- **Exercise details**:
Pull out every line below that contains the word "base".
--- Start ---
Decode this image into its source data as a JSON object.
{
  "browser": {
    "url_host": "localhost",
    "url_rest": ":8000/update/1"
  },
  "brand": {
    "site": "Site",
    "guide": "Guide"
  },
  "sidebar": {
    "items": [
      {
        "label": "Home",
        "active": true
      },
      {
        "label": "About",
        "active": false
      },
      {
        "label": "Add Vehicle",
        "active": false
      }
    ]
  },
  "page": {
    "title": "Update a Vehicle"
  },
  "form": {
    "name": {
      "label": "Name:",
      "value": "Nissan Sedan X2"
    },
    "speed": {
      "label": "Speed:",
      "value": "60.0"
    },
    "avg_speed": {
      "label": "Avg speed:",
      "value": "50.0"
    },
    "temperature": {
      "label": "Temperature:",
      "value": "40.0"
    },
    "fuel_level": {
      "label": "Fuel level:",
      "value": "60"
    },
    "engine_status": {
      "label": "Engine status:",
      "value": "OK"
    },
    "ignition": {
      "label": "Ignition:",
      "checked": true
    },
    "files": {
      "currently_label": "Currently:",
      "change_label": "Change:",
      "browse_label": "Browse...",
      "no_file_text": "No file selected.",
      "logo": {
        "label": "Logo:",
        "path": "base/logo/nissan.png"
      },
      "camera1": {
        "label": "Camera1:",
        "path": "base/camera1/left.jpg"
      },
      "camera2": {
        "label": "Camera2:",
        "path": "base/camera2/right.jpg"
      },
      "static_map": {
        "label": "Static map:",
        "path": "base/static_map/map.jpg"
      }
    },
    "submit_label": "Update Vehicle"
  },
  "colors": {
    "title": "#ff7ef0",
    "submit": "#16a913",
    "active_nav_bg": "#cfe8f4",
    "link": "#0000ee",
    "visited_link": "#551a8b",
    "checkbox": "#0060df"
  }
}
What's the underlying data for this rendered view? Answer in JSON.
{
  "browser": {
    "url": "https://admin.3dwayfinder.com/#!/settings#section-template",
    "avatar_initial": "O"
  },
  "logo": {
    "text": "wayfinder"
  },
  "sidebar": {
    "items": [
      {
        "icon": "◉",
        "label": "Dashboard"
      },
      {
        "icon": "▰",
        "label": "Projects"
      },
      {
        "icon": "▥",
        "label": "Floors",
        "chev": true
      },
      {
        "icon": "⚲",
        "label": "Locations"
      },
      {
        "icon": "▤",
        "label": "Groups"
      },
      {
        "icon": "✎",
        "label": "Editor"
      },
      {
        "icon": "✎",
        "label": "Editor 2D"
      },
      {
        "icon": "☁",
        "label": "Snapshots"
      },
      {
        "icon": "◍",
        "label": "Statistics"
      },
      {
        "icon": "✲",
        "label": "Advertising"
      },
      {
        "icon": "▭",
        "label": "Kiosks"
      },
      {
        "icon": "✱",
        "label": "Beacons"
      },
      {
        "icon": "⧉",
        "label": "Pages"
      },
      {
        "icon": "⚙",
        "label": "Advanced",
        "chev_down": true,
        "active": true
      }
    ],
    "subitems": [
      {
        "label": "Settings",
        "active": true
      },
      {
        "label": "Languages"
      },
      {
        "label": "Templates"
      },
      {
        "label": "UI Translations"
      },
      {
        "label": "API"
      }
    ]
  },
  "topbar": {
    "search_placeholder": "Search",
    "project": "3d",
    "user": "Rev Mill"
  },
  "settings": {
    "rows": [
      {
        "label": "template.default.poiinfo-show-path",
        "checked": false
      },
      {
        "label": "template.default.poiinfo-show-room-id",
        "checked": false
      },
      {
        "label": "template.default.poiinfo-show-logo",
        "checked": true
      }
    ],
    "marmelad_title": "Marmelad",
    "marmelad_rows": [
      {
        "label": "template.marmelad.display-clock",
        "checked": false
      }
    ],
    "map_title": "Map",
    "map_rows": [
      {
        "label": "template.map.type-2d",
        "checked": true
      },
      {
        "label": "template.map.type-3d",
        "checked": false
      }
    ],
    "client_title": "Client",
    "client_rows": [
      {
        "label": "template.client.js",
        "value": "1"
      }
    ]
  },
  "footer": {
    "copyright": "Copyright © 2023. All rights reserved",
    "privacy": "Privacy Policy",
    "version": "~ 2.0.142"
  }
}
--- End ---
- **Output for this task**:
        "path": "base/logo/nissan.png"
        "path": "base/camera1/left.jpg"
        "path": "base/camera2/right.jpg"
        "path": "base/static_map/map.jpg"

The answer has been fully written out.